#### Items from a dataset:
● ● ● ● ●
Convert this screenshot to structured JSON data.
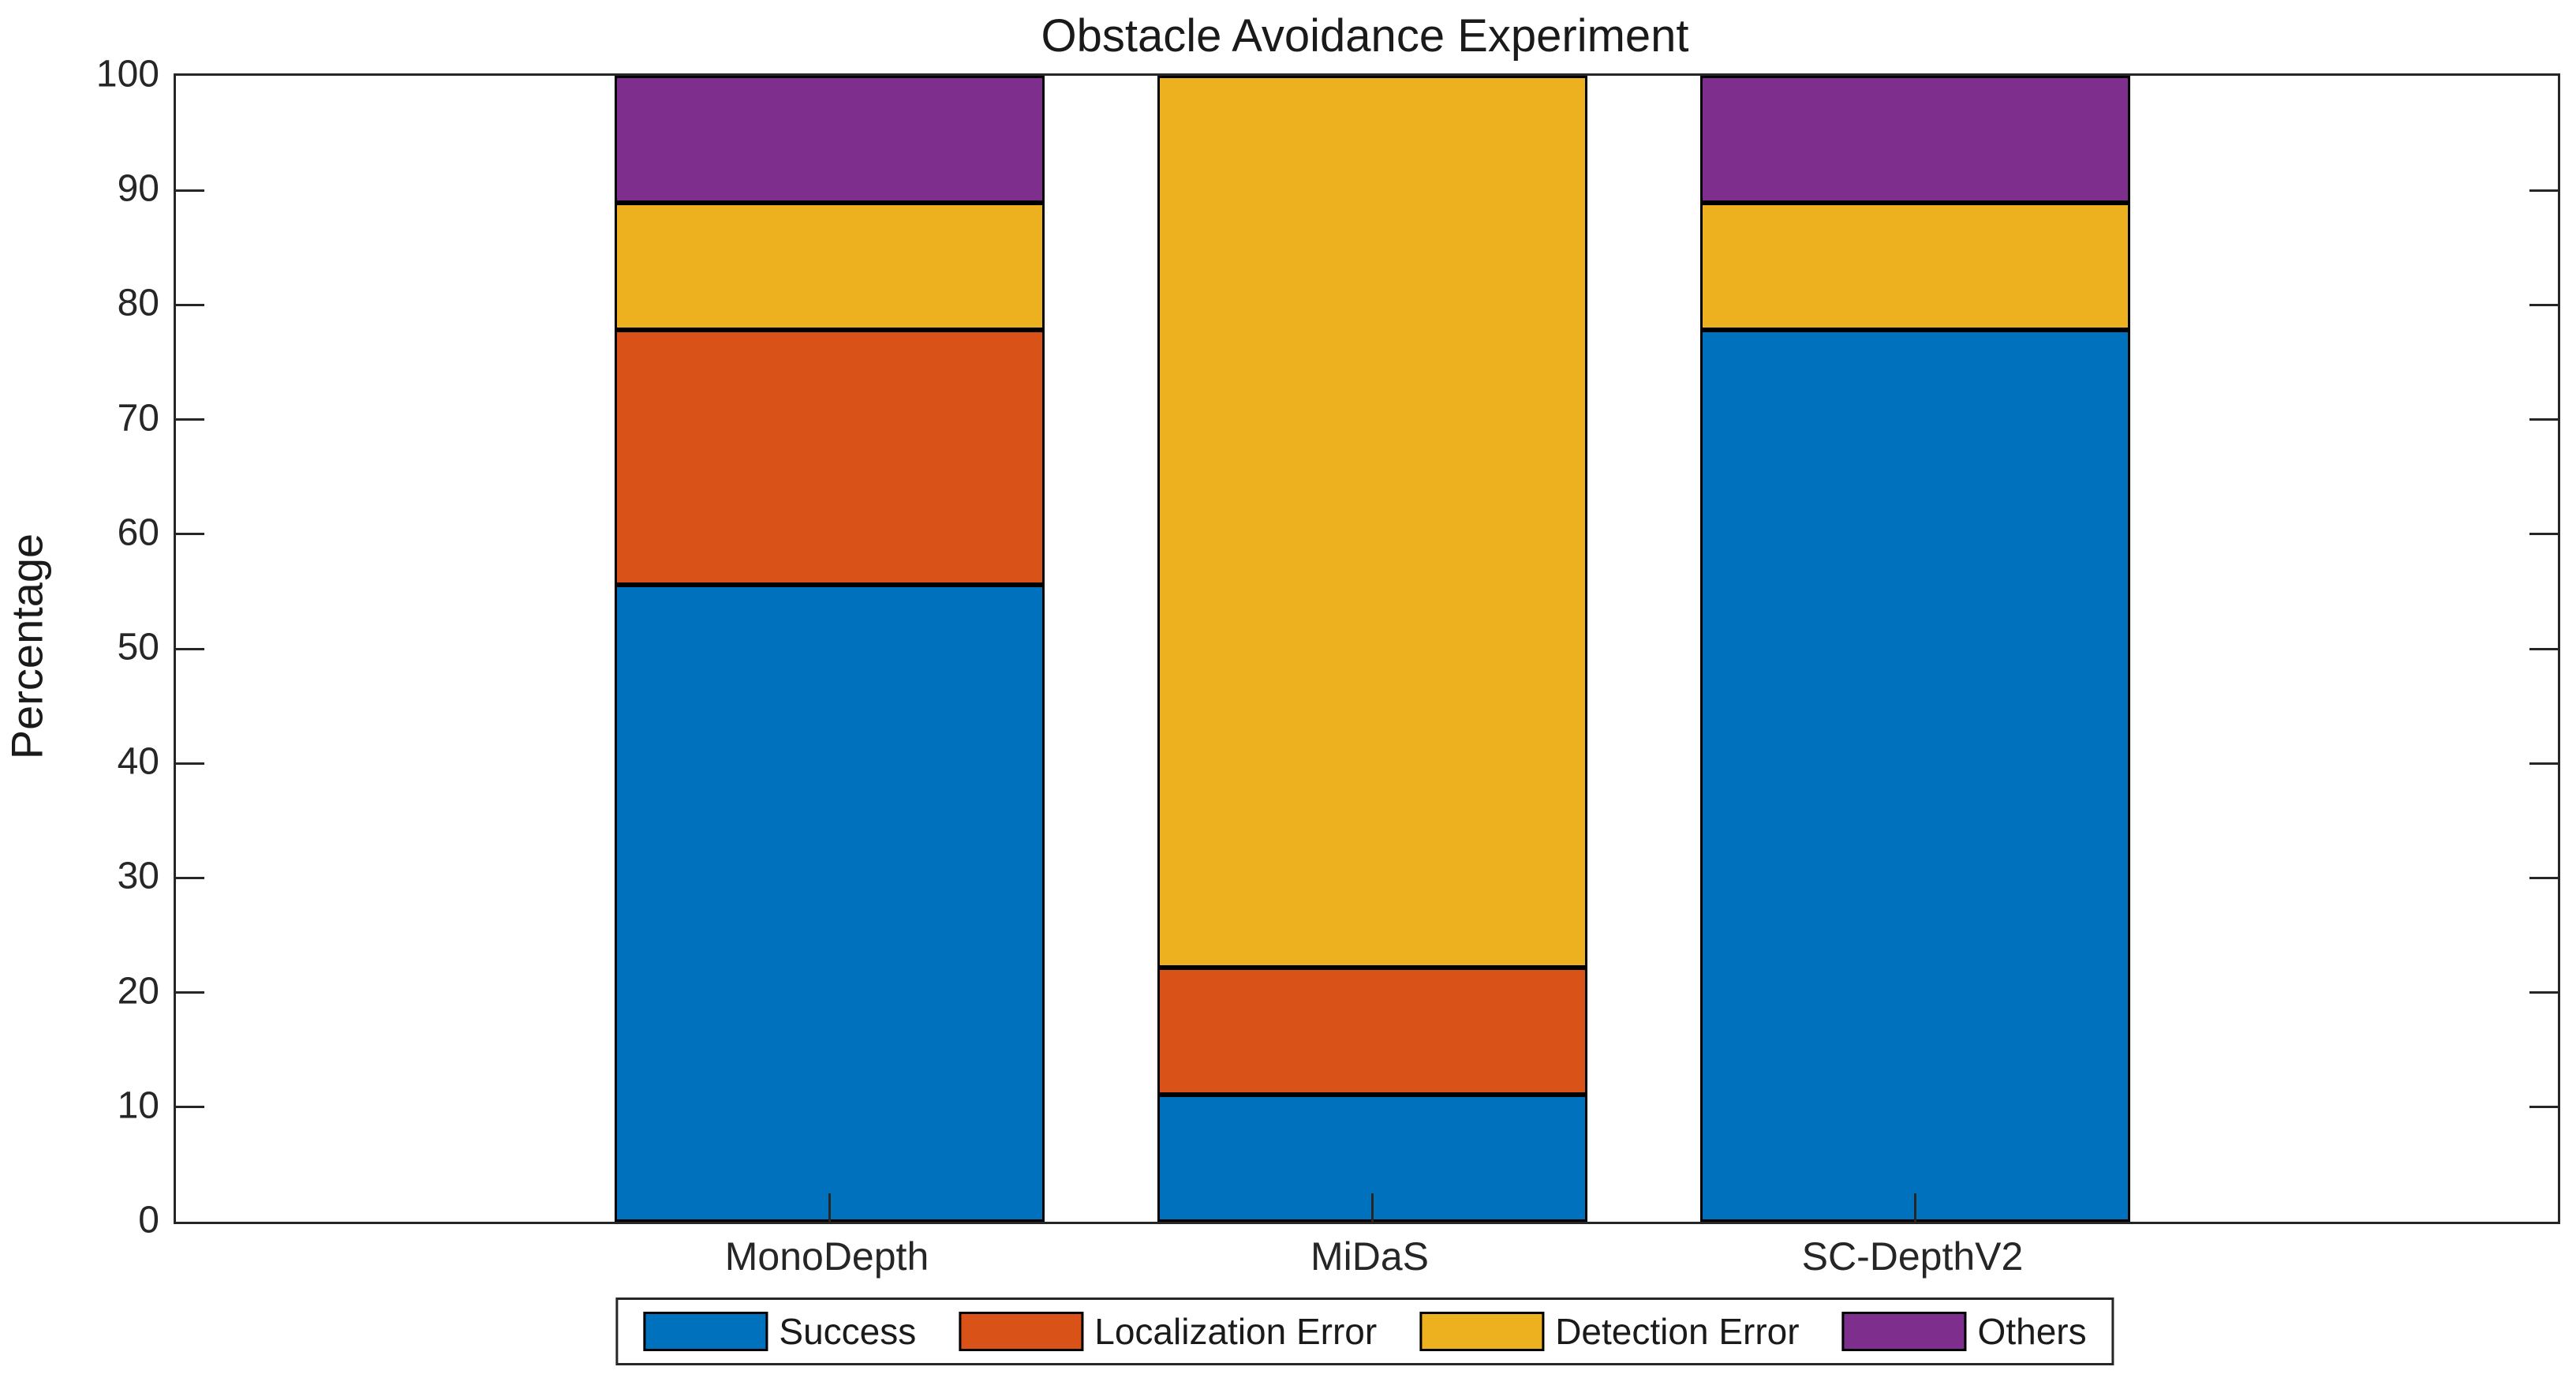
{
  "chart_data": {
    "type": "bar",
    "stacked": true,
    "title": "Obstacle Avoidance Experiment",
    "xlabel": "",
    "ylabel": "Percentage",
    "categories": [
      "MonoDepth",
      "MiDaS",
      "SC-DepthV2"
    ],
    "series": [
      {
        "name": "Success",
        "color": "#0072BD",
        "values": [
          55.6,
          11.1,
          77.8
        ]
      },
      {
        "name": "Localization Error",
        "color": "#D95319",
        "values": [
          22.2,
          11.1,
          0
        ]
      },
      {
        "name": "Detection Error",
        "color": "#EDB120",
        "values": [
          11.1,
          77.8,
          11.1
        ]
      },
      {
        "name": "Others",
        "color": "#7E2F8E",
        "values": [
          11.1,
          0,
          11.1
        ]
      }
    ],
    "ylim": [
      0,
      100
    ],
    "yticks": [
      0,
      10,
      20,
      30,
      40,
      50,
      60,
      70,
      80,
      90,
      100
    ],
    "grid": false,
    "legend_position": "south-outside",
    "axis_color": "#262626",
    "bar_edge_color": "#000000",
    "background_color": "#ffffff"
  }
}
● ● ● ● ●
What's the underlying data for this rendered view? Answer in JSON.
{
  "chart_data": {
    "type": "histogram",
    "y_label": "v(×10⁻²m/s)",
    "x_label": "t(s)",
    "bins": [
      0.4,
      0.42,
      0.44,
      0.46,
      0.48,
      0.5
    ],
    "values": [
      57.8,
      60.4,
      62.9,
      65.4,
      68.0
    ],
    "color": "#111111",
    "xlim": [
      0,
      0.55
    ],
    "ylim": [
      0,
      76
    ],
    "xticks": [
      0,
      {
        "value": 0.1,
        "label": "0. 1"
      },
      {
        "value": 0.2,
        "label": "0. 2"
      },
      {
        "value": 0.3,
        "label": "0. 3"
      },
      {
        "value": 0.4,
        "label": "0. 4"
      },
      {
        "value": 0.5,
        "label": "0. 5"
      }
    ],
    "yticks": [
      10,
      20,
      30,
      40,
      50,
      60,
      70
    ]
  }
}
● ● ● ● ●
#### Task goal:
Using the records above, copy each line that contains "name".

#### Completed exercise:
        "name": "Success",
        "name": "Localization Error",
        "name": "Detection Error",
        "name": "Others",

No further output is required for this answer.